→ WORK TO BE COMPLETED: Count the lines below that contain the word "Ramp", and report only that number.

☆ ☆ ☆ ☆ ☆ ☆ ☆

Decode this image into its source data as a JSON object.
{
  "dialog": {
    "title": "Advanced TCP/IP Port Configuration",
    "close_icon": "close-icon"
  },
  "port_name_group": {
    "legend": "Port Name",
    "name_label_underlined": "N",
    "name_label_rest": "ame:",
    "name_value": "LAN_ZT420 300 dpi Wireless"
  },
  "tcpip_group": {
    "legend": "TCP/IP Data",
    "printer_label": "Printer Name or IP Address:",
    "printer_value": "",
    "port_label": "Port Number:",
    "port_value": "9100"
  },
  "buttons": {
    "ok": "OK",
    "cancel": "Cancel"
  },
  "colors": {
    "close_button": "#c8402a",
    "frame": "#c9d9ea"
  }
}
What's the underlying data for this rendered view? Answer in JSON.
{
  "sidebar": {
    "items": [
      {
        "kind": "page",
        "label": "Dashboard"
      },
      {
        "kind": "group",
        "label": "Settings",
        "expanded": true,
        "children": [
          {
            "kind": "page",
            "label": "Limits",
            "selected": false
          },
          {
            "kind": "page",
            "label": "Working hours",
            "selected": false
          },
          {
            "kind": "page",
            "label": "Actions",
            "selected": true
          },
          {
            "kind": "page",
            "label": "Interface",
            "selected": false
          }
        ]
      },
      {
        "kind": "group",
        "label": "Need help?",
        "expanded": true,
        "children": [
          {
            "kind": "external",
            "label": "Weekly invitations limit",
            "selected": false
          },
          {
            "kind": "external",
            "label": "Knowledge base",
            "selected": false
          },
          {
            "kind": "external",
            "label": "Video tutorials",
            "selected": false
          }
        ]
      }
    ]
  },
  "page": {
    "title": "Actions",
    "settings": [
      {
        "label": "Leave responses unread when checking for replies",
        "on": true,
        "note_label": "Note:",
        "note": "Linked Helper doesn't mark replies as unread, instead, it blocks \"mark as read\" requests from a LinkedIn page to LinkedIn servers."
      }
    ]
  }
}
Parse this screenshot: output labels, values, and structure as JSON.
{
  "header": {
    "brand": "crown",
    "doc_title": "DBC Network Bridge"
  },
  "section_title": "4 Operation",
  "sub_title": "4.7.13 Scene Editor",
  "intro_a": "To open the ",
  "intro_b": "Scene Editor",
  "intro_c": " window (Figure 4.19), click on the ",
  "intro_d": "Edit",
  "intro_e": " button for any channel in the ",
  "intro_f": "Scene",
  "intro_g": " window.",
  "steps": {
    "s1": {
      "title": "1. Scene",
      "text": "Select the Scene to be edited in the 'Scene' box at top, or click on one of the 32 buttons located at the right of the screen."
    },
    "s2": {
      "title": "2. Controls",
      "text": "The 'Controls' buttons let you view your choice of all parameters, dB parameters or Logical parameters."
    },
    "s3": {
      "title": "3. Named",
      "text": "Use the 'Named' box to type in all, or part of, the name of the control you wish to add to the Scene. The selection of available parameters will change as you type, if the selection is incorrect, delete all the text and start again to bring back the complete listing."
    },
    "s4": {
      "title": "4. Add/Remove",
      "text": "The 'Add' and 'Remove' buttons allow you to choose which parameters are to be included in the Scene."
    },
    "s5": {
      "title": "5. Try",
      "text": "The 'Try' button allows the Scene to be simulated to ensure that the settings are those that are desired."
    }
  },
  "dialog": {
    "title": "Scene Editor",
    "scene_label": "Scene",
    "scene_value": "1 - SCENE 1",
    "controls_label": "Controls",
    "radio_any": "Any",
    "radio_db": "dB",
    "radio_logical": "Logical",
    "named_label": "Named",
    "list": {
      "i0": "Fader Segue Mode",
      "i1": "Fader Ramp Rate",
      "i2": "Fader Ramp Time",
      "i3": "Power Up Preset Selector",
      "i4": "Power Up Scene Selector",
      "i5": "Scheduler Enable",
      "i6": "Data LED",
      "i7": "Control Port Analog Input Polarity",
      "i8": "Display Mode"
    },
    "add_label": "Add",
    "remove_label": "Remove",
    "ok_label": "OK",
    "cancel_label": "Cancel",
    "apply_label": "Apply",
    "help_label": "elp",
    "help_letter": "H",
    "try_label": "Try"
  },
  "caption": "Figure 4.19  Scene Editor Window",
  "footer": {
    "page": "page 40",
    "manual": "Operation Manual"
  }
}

☆ ☆ ☆ ☆ ☆ ☆ ☆

→ ANSWER FOR THE TASK: 2